* _Task details_: Exclude the pictures and reproduce the remaining data exactly as written.

━━ Supplied entries

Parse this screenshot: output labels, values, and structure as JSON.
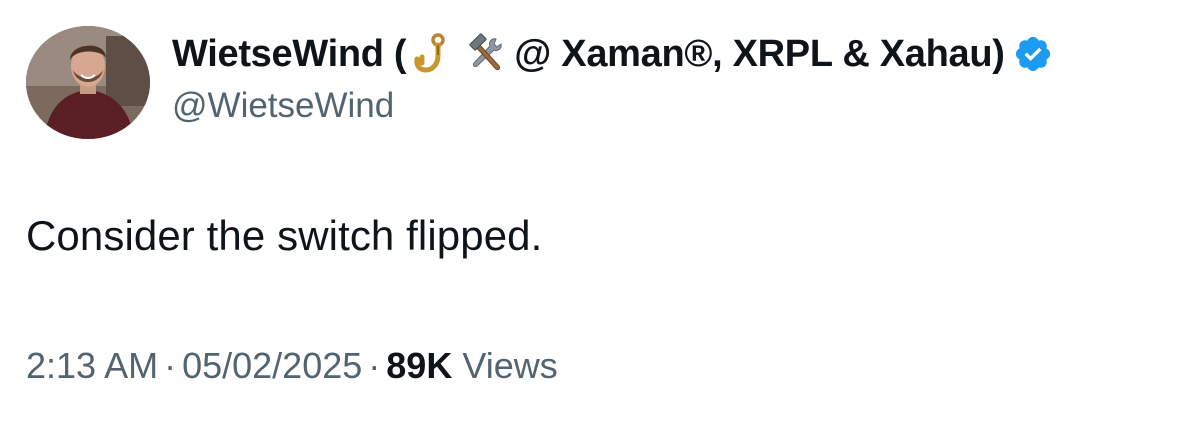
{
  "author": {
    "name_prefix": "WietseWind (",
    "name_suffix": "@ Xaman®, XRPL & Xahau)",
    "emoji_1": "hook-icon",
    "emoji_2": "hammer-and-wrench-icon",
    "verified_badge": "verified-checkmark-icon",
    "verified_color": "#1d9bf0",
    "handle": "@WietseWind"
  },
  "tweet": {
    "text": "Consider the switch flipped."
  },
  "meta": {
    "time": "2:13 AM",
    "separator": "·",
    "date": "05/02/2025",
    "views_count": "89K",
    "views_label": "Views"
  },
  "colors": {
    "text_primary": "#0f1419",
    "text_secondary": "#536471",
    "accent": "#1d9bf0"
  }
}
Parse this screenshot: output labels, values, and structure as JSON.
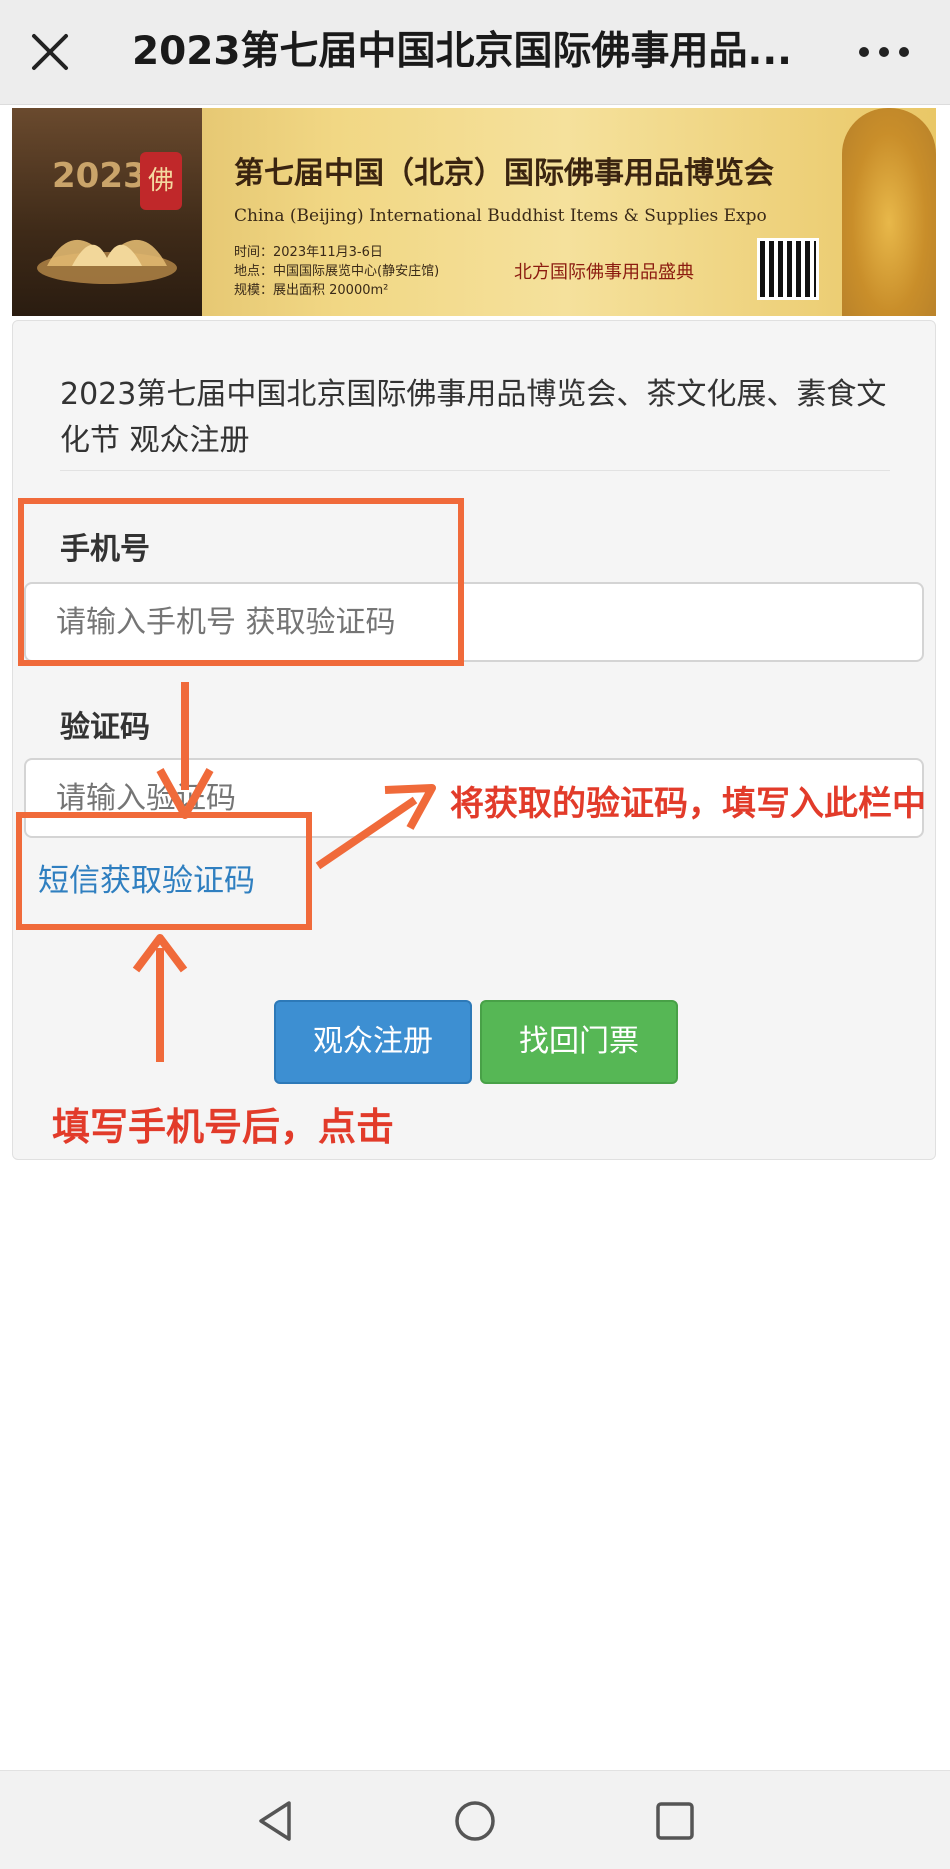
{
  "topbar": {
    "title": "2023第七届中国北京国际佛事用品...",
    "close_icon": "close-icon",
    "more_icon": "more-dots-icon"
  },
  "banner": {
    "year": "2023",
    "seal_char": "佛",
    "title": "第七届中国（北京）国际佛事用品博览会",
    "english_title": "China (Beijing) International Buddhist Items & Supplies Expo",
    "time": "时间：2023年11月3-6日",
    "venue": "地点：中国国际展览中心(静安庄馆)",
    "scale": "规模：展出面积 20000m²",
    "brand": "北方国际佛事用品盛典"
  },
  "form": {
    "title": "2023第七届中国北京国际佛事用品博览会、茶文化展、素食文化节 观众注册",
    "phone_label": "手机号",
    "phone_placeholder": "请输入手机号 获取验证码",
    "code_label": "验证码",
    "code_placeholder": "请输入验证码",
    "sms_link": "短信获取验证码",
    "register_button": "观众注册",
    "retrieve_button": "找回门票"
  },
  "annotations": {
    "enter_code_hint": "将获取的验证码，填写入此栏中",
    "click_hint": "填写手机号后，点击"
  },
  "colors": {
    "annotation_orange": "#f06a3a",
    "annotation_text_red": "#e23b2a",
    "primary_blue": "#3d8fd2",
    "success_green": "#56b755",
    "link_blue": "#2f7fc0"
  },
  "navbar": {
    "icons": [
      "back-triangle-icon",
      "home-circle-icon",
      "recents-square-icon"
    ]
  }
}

━━━━

* _Expected output_:
Parse this screenshot: output labels, values, and structure as JSON.
{
  "author": {
    "name_prefix": "WietseWind (",
    "name_suffix": "@ Xaman®, XRPL & Xahau)",
    "emoji_1": "hook-icon",
    "emoji_2": "hammer-and-wrench-icon",
    "verified_badge": "verified-checkmark-icon",
    "verified_color": "#1d9bf0",
    "handle": "@WietseWind"
  },
  "tweet": {
    "text": "Consider the switch flipped."
  },
  "meta": {
    "time": "2:13 AM",
    "separator": "·",
    "date": "05/02/2025",
    "views_count": "89K",
    "views_label": "Views"
  },
  "colors": {
    "text_primary": "#0f1419",
    "text_secondary": "#536471",
    "accent": "#1d9bf0"
  }
}
Parse this screenshot: output labels, values, and structure as JSON.
{
  "topbar": {
    "title": "2023第七届中国北京国际佛事用品...",
    "close_icon": "close-icon",
    "more_icon": "more-dots-icon"
  },
  "banner": {
    "year": "2023",
    "seal_char": "佛",
    "title": "第七届中国（北京）国际佛事用品博览会",
    "english_title": "China (Beijing) International Buddhist Items & Supplies Expo",
    "time": "时间：2023年11月3-6日",
    "venue": "地点：中国国际展览中心(静安庄馆)",
    "scale": "规模：展出面积 20000m²",
    "brand": "北方国际佛事用品盛典"
  },
  "form": {
    "title": "2023第七届中国北京国际佛事用品博览会、茶文化展、素食文化节 观众注册",
    "phone_label": "手机号",
    "phone_placeholder": "请输入手机号 获取验证码",
    "code_label": "验证码",
    "code_placeholder": "请输入验证码",
    "sms_link": "短信获取验证码",
    "register_button": "观众注册",
    "retrieve_button": "找回门票"
  },
  "annotations": {
    "enter_code_hint": "将获取的验证码，填写入此栏中",
    "click_hint": "填写手机号后，点击"
  },
  "colors": {
    "annotation_orange": "#f06a3a",
    "annotation_text_red": "#e23b2a",
    "primary_blue": "#3d8fd2",
    "success_green": "#56b755",
    "link_blue": "#2f7fc0"
  },
  "navbar": {
    "icons": [
      "back-triangle-icon",
      "home-circle-icon",
      "recents-square-icon"
    ]
  }
}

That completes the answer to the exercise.